"""

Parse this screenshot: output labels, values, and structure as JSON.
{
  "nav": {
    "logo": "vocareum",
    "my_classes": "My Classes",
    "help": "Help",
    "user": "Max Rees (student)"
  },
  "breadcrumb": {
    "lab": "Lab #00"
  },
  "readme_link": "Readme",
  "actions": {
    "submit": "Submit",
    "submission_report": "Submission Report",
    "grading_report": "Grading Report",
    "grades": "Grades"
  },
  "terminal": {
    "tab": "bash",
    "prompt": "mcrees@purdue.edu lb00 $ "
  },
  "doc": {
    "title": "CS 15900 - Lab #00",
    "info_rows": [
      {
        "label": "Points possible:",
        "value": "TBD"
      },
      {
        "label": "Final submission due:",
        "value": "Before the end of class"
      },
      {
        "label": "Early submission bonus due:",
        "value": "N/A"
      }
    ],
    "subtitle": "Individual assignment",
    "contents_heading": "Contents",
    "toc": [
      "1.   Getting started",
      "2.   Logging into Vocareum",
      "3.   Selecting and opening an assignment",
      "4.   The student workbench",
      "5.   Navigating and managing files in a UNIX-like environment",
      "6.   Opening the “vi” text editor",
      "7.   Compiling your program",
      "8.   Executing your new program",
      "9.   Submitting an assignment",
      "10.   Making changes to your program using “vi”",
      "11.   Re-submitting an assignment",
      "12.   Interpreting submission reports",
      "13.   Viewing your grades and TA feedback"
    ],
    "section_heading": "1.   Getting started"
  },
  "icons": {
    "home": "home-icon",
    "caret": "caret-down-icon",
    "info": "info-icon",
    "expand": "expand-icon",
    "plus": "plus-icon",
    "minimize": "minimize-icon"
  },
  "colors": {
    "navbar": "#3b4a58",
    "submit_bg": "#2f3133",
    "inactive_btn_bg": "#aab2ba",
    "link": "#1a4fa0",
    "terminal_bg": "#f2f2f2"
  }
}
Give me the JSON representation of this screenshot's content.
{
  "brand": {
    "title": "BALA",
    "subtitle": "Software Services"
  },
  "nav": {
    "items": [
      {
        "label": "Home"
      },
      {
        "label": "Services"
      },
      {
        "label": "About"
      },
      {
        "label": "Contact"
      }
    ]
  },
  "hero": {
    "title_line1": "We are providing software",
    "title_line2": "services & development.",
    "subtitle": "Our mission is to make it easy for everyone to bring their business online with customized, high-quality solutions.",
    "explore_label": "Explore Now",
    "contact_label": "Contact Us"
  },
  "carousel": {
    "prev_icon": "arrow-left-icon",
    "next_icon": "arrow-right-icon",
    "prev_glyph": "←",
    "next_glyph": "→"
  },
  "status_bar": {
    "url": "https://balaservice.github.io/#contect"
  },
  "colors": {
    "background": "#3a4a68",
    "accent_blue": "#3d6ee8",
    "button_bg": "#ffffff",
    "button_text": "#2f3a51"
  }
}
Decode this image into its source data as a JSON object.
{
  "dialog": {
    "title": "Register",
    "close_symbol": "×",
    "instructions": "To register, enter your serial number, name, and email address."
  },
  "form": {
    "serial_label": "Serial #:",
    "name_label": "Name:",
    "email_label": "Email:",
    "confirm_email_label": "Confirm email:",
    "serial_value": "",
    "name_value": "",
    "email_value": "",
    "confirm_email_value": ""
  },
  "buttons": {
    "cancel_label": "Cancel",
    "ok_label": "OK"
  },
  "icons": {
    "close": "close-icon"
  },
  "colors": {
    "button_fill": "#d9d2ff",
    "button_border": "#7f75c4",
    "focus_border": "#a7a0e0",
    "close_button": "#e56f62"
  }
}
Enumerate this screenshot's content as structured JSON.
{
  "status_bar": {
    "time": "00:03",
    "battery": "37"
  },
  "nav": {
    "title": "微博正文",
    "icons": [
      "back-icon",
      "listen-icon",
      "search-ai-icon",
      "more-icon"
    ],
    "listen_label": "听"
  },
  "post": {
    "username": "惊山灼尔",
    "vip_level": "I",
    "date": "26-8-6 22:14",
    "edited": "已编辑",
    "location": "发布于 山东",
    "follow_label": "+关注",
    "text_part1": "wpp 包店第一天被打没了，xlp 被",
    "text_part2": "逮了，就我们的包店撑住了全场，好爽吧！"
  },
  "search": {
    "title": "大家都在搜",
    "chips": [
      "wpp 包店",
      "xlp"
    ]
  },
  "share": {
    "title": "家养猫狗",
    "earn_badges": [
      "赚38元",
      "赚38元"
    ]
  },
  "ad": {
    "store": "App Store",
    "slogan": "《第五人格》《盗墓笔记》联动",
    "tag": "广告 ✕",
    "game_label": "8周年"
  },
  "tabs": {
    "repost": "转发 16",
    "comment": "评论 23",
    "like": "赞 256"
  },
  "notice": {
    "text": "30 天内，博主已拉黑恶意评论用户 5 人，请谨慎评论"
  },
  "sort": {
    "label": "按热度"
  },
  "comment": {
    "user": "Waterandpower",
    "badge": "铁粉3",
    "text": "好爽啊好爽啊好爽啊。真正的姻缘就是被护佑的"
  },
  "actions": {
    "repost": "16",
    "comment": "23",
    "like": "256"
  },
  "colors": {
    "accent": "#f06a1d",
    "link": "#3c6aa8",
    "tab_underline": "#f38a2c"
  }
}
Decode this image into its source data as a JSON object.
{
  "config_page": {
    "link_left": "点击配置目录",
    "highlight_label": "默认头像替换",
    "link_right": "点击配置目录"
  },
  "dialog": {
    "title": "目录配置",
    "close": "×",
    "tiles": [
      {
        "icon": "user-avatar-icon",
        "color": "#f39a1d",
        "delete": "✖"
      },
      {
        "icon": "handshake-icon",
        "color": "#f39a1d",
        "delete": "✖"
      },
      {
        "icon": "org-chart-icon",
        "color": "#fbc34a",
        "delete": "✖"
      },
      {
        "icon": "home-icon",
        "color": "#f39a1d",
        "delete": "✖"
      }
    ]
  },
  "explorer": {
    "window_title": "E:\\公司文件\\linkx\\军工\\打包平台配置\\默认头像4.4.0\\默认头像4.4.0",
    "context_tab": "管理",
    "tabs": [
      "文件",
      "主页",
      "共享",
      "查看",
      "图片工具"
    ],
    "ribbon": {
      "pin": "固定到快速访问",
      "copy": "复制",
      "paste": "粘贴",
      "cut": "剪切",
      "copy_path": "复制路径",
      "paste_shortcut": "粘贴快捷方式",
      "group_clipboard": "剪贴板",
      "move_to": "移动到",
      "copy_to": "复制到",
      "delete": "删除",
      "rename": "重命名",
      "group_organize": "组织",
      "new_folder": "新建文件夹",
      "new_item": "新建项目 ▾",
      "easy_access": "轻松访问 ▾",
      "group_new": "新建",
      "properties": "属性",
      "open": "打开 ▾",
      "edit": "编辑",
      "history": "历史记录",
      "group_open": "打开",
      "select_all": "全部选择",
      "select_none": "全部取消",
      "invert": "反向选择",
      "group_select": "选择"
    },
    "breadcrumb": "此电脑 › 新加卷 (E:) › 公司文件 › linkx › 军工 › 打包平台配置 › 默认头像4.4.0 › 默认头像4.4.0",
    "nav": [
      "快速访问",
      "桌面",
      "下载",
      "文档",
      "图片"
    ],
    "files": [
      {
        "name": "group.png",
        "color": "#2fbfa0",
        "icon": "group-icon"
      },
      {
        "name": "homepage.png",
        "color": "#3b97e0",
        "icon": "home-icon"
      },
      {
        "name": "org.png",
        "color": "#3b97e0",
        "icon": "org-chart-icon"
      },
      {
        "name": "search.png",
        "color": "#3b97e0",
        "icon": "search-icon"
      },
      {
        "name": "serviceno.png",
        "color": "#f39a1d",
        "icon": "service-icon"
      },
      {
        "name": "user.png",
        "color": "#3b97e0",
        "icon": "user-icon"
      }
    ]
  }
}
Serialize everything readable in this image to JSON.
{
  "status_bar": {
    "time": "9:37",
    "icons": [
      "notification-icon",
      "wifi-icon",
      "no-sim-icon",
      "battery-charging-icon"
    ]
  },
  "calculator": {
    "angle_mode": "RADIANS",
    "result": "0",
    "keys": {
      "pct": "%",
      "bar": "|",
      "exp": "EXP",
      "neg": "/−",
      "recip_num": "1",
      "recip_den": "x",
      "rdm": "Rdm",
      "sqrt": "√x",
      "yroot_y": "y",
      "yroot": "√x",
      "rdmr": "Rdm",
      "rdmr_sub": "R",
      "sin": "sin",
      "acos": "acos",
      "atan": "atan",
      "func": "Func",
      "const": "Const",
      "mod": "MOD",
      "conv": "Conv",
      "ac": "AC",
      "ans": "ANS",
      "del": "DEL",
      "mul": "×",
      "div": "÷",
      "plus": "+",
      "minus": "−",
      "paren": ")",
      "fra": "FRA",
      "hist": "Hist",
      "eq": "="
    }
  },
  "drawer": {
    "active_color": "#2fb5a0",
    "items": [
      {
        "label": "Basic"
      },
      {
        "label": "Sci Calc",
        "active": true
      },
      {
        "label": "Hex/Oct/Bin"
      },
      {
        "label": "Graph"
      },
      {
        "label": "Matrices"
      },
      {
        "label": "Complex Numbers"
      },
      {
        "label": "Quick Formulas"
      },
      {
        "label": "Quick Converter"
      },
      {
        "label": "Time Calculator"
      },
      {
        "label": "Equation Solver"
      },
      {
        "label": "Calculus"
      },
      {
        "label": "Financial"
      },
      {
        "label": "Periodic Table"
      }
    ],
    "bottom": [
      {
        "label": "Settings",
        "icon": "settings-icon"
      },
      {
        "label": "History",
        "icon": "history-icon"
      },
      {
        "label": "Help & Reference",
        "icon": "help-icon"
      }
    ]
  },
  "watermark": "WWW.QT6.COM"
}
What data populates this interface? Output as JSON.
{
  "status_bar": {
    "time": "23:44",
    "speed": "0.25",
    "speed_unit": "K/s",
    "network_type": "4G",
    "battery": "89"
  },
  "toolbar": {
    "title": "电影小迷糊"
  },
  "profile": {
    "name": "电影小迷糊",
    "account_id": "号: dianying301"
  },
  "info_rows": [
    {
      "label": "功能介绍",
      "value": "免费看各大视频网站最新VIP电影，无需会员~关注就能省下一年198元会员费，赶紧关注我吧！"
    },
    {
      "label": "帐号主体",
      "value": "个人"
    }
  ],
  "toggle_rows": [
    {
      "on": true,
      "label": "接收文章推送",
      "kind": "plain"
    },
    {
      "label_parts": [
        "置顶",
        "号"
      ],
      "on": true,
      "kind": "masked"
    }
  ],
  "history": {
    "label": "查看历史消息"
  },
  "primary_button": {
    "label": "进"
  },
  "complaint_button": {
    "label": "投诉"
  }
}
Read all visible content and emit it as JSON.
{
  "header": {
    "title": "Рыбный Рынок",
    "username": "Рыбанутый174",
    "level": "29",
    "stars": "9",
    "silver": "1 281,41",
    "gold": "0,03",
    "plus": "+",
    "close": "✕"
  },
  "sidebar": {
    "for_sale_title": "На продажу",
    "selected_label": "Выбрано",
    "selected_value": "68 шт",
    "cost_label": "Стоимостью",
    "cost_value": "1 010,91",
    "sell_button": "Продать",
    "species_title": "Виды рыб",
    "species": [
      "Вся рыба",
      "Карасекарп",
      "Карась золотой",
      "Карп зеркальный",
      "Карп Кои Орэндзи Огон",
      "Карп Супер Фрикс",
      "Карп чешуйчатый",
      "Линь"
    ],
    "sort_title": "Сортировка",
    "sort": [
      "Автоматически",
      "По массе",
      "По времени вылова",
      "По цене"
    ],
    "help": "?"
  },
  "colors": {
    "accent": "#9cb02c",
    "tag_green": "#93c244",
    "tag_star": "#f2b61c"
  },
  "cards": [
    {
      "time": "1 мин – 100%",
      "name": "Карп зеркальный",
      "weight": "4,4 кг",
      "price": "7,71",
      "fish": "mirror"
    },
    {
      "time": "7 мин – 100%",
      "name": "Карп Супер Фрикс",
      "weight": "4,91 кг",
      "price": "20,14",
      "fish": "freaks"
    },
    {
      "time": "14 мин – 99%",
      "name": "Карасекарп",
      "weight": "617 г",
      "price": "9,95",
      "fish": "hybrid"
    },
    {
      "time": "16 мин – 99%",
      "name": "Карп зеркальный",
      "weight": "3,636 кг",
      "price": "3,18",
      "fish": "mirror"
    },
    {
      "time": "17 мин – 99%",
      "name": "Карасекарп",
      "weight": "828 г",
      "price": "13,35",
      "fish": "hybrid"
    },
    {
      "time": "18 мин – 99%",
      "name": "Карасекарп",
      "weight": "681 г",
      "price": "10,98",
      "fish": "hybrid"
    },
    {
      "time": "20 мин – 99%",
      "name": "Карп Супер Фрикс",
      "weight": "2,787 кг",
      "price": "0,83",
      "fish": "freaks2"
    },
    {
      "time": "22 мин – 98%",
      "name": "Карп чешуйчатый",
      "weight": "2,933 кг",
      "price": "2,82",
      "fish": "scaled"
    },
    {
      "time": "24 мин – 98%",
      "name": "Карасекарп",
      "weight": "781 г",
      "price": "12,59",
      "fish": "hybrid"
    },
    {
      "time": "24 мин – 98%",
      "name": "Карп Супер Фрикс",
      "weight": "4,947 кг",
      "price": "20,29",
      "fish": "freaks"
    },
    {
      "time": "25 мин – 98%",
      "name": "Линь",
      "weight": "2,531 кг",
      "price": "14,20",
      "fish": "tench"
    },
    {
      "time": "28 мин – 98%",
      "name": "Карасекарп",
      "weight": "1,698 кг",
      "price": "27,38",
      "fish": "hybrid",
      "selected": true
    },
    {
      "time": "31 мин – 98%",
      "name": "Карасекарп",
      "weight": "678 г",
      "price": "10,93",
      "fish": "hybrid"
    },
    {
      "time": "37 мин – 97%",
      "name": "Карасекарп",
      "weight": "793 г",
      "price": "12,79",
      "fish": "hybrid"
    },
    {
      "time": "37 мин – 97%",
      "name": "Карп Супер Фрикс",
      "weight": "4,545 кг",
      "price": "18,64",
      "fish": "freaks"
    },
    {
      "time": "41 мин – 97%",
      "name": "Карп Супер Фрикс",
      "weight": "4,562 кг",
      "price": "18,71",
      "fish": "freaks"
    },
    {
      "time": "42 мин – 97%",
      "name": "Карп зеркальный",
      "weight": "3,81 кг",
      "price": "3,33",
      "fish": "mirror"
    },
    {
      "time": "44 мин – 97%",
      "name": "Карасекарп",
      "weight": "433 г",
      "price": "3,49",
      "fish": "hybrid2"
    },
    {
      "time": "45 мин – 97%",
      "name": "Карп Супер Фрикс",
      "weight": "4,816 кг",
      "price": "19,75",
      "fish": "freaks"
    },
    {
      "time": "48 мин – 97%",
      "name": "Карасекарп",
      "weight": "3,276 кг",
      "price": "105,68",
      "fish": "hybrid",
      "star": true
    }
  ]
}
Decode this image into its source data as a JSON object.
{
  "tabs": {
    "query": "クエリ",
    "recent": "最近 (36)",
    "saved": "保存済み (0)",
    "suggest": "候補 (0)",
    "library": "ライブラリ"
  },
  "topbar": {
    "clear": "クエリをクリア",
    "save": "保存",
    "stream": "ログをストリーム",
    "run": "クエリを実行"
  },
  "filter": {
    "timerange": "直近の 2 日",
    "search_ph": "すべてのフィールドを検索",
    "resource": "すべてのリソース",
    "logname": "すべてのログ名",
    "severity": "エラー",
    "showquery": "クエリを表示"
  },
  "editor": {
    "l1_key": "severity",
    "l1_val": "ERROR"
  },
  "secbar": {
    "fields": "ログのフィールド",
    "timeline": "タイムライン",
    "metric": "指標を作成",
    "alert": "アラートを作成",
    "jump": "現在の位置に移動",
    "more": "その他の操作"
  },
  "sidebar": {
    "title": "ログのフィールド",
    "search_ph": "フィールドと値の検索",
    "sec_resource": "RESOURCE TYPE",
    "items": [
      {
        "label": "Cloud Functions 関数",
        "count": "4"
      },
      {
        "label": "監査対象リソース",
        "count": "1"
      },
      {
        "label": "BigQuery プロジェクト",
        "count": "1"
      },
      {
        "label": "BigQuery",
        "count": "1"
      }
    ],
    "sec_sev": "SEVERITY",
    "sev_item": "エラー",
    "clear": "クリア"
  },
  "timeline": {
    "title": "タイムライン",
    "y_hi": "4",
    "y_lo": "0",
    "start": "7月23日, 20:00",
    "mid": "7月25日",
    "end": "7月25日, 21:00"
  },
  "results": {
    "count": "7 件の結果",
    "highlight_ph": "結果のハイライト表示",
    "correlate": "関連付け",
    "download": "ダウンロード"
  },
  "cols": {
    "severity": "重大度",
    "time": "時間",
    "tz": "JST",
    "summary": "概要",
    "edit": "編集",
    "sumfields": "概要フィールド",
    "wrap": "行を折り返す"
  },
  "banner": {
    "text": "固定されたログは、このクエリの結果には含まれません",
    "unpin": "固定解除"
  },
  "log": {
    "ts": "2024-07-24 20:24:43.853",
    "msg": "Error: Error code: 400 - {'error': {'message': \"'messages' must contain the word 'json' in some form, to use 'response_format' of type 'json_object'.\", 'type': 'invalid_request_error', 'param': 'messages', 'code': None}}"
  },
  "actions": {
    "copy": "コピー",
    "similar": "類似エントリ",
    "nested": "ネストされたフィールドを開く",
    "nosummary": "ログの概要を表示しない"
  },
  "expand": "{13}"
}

"""

# WRITTEN REQUEST
Search the entries for the word "username" and gather every line where it appears.

# SOLVED PROBLEM
    "username": "惊山灼尔",
    "username": "Рыбанутый174",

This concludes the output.